▸ **Exercise task**
Write out the data below line for line, changing nothing, but leave out any picture.

▸ **Supplied information**
§
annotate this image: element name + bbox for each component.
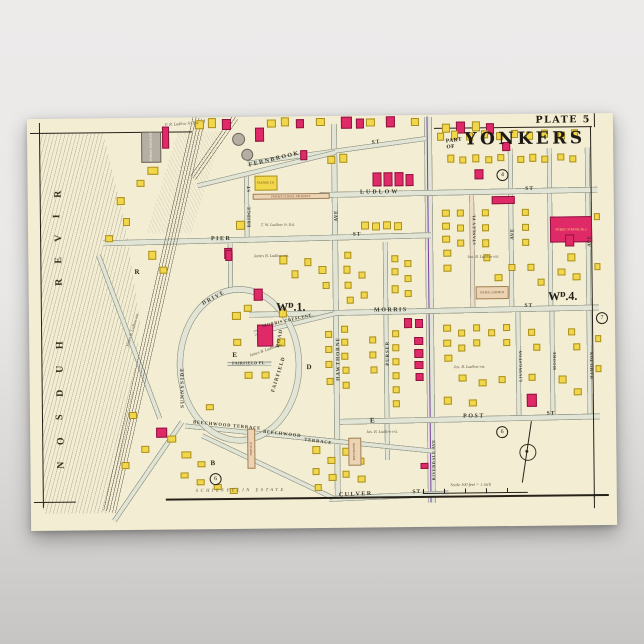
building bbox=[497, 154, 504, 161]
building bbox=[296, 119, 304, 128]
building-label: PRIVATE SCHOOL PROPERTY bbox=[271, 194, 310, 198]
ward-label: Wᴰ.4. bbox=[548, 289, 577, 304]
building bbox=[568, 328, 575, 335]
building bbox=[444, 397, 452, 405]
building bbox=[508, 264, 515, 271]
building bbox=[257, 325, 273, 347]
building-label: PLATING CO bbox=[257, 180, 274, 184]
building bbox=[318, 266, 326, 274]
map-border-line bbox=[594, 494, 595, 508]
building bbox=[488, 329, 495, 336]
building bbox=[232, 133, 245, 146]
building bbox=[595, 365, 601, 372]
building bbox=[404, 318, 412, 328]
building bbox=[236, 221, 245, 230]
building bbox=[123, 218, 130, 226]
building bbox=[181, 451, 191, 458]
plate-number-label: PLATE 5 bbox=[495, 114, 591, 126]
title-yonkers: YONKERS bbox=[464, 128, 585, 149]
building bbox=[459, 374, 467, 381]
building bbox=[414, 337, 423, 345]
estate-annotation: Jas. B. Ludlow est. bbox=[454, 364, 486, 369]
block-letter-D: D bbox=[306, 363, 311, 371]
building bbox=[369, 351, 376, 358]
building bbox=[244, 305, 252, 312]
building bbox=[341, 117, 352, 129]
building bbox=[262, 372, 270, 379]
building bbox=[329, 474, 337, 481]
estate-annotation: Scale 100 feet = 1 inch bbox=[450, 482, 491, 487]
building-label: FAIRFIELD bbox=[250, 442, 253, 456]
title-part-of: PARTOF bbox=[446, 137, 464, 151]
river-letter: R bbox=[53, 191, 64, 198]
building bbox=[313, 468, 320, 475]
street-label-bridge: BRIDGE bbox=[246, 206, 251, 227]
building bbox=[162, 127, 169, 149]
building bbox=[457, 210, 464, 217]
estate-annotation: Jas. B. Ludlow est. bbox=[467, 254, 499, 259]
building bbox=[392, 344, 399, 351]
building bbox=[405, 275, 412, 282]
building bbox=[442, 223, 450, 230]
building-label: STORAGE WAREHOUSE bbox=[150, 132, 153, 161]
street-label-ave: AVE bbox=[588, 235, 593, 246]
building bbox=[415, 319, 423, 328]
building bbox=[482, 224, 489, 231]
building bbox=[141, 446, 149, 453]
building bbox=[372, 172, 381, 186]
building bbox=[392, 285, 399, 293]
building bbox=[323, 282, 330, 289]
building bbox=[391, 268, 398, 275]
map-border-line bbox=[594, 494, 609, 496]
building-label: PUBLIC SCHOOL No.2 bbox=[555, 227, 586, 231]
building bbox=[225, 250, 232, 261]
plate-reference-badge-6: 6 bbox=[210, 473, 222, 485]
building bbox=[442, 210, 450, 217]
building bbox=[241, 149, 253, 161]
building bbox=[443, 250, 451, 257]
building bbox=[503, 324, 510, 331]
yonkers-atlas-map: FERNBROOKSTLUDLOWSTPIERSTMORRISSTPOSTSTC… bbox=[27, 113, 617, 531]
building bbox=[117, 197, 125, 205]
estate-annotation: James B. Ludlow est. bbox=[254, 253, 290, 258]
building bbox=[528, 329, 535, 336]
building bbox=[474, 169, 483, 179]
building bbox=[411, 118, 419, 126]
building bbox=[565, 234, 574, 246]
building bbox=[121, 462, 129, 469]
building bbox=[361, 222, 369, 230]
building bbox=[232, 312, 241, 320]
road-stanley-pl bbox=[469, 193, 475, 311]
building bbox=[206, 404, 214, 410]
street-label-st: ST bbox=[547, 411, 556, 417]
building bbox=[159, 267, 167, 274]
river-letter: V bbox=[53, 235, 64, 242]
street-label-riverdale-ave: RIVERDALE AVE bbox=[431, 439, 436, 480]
§
▸ **Result**
annotate this image: element name + bbox for each component.
building bbox=[497, 154, 504, 161]
building bbox=[296, 119, 304, 128]
building-label: PRIVATE SCHOOL PROPERTY bbox=[271, 194, 310, 198]
ward-label: Wᴰ.4. bbox=[548, 289, 577, 304]
building bbox=[568, 328, 575, 335]
building bbox=[444, 397, 452, 405]
building bbox=[508, 264, 515, 271]
building bbox=[257, 325, 273, 347]
building-label: PLATING CO bbox=[257, 180, 274, 184]
building bbox=[318, 266, 326, 274]
map-border-line bbox=[594, 494, 595, 508]
building bbox=[488, 329, 495, 336]
building bbox=[232, 133, 245, 146]
building bbox=[595, 365, 601, 372]
building bbox=[404, 318, 412, 328]
building bbox=[236, 221, 245, 230]
building bbox=[123, 218, 130, 226]
building bbox=[181, 451, 191, 458]
plate-number-label: PLATE 5 bbox=[495, 114, 591, 126]
title-yonkers: YONKERS bbox=[464, 128, 585, 149]
building bbox=[459, 374, 467, 381]
building bbox=[414, 337, 423, 345]
estate-annotation: Jas. B. Ludlow est. bbox=[454, 364, 486, 369]
block-letter-D: D bbox=[306, 363, 311, 371]
building bbox=[369, 351, 376, 358]
building bbox=[244, 305, 252, 312]
building bbox=[341, 117, 352, 129]
building bbox=[262, 372, 270, 379]
building bbox=[329, 474, 337, 481]
estate-annotation: Scale 100 feet = 1 inch bbox=[450, 482, 491, 487]
building-label: FAIRFIELD bbox=[250, 442, 253, 456]
title-part-of: PARTOF bbox=[446, 137, 464, 151]
river-letter: R bbox=[53, 191, 64, 198]
building bbox=[313, 468, 320, 475]
street-label-bridge: BRIDGE bbox=[246, 206, 251, 227]
building bbox=[162, 127, 169, 149]
building bbox=[457, 210, 464, 217]
estate-annotation: Jas. B. Ludlow est. bbox=[467, 254, 499, 259]
building bbox=[392, 344, 399, 351]
building bbox=[405, 275, 412, 282]
building bbox=[442, 223, 450, 230]
building-label: STORAGE WAREHOUSE bbox=[150, 132, 153, 161]
street-label-ave: AVE bbox=[588, 235, 593, 246]
building bbox=[415, 319, 423, 328]
building bbox=[482, 224, 489, 231]
building bbox=[141, 446, 149, 453]
building bbox=[372, 172, 381, 186]
building bbox=[392, 285, 399, 293]
building bbox=[323, 282, 330, 289]
building bbox=[391, 268, 398, 275]
map-border-line bbox=[594, 494, 609, 496]
building-label: PUBLIC SCHOOL No.2 bbox=[555, 227, 586, 231]
building bbox=[225, 250, 232, 261]
plate-reference-badge-6: 6 bbox=[210, 473, 222, 485]
building bbox=[442, 210, 450, 217]
building bbox=[241, 149, 253, 161]
building bbox=[443, 250, 451, 257]
building bbox=[503, 324, 510, 331]
yonkers-atlas-map: FERNBROOKSTLUDLOWSTPIERSTMORRISSTPOSTSTC… bbox=[27, 113, 617, 531]
building bbox=[117, 197, 125, 205]
estate-annotation: James B. Ludlow est. bbox=[254, 253, 290, 258]
building bbox=[528, 329, 535, 336]
building bbox=[474, 169, 483, 179]
building bbox=[411, 118, 419, 126]
building bbox=[565, 234, 574, 246]
building bbox=[121, 462, 129, 469]
building bbox=[361, 222, 369, 230]
building bbox=[232, 312, 241, 320]
road-stanley-pl bbox=[469, 193, 475, 311]
building bbox=[206, 404, 214, 410]
street-label-st: ST bbox=[547, 411, 556, 417]
building bbox=[159, 267, 167, 274]
river-letter: V bbox=[53, 235, 64, 242]
street-label-riverdale-ave: RIVERDALE AVE bbox=[431, 439, 436, 480]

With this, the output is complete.